:: The request ::
Scan the material below for the string "Investment", and copy every line where it shows up.

Figure content listings
————

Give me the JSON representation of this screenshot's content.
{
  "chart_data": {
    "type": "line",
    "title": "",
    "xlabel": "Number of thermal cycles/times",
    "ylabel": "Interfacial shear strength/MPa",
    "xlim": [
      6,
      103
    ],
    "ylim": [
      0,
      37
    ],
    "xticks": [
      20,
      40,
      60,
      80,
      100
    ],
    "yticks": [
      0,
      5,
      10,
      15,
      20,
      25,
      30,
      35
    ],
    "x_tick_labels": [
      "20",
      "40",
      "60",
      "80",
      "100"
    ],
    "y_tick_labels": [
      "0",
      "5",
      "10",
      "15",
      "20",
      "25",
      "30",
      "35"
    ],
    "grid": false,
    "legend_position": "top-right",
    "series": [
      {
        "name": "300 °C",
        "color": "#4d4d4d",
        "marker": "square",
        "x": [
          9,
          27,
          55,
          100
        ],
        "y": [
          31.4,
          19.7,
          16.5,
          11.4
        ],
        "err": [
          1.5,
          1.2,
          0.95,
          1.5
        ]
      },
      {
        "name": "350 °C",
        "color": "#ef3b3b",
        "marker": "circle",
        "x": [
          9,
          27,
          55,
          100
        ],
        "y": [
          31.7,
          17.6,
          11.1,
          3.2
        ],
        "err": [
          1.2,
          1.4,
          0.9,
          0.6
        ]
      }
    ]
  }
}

————

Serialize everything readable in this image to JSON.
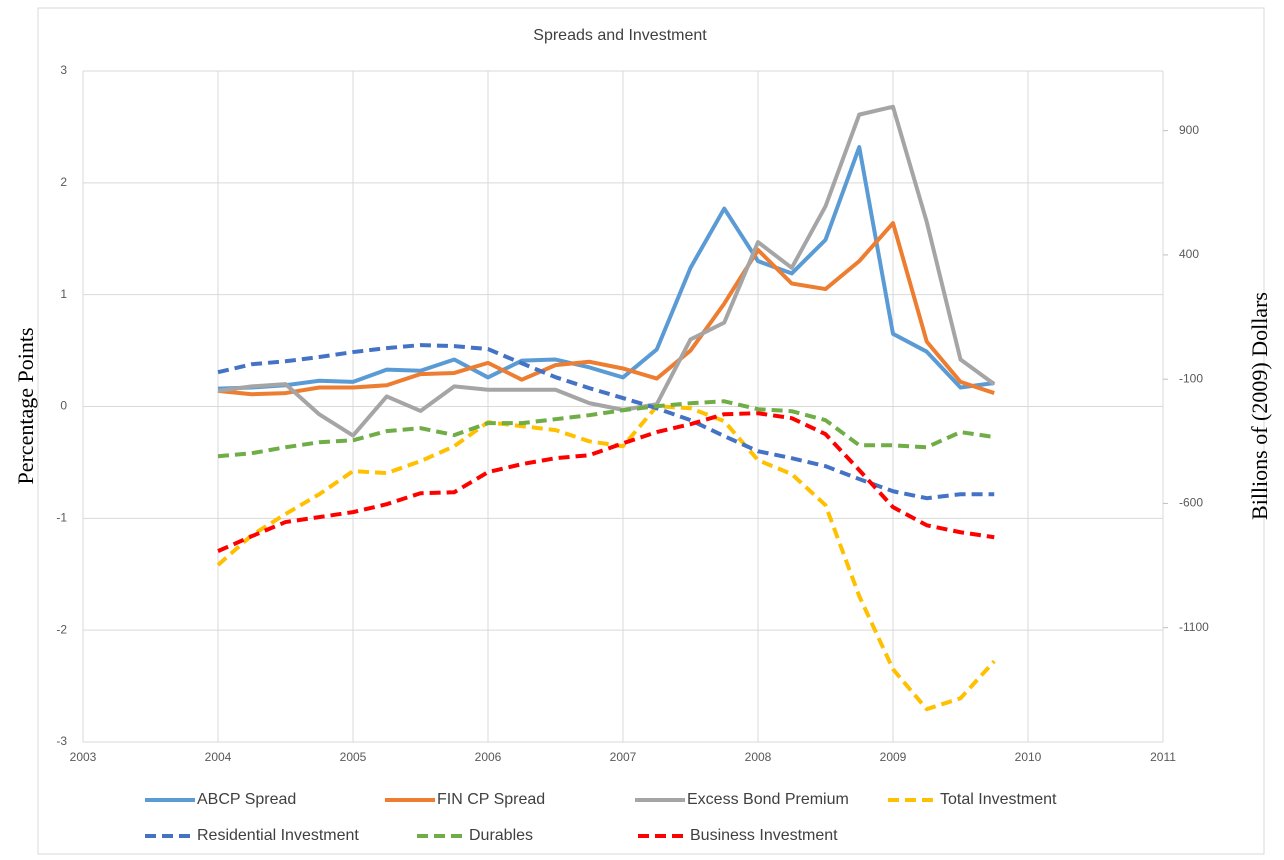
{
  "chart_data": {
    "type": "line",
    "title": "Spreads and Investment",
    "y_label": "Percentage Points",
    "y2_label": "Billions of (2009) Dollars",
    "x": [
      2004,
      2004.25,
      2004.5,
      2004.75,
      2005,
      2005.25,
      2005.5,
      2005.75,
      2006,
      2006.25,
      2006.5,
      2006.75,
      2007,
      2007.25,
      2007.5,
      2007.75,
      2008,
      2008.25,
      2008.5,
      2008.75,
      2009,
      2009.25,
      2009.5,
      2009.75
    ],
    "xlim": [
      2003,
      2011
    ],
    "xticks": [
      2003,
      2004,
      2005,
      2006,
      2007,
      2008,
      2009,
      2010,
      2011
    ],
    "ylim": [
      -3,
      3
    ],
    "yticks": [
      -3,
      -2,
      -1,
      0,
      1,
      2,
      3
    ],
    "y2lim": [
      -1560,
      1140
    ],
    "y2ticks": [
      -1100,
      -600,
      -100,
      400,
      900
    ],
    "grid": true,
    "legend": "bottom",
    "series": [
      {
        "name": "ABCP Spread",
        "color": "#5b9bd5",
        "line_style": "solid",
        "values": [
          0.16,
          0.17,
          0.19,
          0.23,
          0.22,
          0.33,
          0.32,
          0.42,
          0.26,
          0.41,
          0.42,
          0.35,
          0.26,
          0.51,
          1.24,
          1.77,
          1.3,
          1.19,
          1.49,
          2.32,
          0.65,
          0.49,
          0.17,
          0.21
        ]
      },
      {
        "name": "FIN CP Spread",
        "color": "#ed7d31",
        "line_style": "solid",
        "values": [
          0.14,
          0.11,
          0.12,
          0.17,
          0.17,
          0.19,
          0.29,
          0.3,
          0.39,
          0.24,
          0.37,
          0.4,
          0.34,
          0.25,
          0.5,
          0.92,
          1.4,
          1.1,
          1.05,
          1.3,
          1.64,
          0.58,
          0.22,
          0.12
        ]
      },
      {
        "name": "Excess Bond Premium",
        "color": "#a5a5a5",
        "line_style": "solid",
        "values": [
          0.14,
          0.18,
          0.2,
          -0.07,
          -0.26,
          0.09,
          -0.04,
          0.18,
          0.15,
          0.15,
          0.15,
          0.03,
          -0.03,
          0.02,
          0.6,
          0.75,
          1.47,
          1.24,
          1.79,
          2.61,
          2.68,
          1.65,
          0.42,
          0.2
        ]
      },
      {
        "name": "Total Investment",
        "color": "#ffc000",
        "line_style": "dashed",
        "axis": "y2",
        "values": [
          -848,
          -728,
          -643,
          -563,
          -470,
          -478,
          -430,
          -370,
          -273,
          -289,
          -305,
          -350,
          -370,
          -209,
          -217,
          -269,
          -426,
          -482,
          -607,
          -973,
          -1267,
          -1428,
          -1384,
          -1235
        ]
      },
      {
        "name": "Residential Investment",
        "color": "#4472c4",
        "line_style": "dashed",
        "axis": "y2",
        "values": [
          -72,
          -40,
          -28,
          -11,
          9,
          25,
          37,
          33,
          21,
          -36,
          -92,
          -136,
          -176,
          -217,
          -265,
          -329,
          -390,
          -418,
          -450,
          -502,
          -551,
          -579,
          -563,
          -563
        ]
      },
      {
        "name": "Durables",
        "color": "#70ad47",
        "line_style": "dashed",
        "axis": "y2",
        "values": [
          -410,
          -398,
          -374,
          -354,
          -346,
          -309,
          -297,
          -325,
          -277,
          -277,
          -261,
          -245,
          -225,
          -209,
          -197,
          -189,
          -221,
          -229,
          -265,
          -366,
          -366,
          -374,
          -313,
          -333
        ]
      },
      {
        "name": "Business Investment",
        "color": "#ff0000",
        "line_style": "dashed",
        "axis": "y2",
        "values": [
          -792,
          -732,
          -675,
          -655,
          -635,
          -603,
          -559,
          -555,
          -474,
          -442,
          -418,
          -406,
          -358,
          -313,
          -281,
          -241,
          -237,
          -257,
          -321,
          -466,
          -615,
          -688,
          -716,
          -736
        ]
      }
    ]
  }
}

————

:: Solution to this problem ::
    "title": "Spreads and Investment",
        "name": "Total Investment",
        "name": "Residential Investment",
        "name": "Business Investment",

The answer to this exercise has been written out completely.